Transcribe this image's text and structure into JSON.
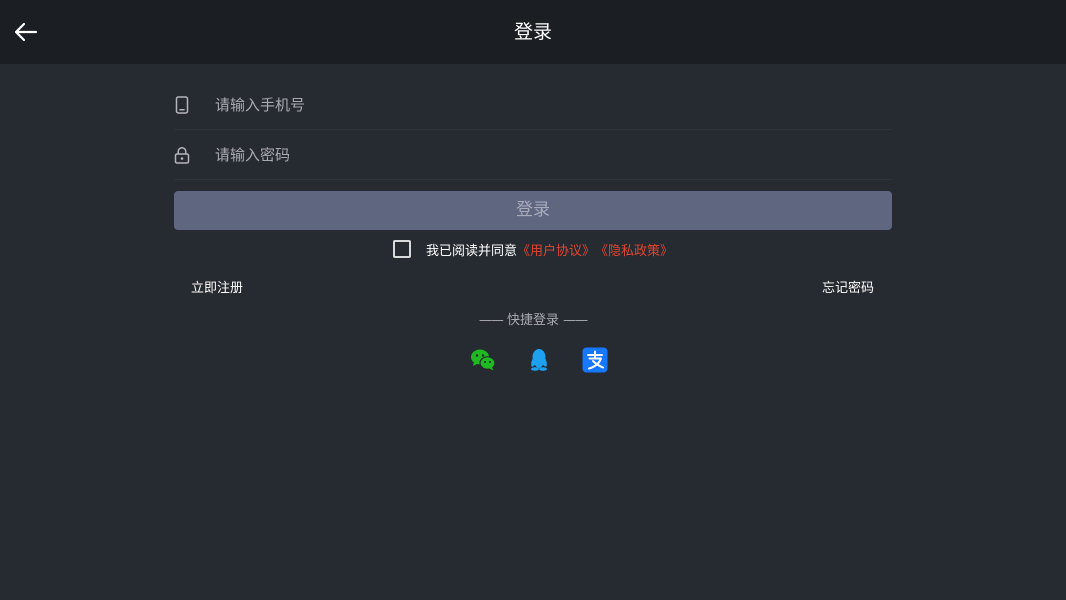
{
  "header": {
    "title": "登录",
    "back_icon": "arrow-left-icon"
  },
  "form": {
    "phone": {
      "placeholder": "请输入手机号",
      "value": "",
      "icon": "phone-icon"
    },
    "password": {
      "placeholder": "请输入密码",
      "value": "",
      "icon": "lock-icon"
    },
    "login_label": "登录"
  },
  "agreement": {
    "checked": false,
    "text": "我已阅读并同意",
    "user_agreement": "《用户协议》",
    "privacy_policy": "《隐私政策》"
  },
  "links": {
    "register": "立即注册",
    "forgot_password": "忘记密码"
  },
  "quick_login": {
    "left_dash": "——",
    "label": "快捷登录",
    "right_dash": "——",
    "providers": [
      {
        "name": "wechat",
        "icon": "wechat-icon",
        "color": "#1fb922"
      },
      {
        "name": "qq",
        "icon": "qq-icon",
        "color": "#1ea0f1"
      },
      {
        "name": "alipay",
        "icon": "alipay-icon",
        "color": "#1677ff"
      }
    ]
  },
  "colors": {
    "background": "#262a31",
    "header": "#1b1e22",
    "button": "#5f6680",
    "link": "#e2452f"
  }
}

...

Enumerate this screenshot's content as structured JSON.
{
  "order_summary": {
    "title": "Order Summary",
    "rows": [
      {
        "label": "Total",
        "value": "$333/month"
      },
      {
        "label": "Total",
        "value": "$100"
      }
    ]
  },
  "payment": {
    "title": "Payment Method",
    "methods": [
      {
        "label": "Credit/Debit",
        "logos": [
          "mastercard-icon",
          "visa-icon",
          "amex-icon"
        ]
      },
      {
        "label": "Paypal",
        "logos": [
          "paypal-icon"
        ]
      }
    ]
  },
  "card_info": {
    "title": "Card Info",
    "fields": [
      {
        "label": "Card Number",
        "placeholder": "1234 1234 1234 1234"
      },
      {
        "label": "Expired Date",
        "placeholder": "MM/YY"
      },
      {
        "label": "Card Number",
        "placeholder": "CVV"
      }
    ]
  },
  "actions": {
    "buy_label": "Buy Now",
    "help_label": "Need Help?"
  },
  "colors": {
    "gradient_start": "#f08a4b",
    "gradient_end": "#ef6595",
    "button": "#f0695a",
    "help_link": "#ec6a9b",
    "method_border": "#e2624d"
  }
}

• _Brief_
Count every line bearing the word "text"; report the total only.

• _Complete answer_
2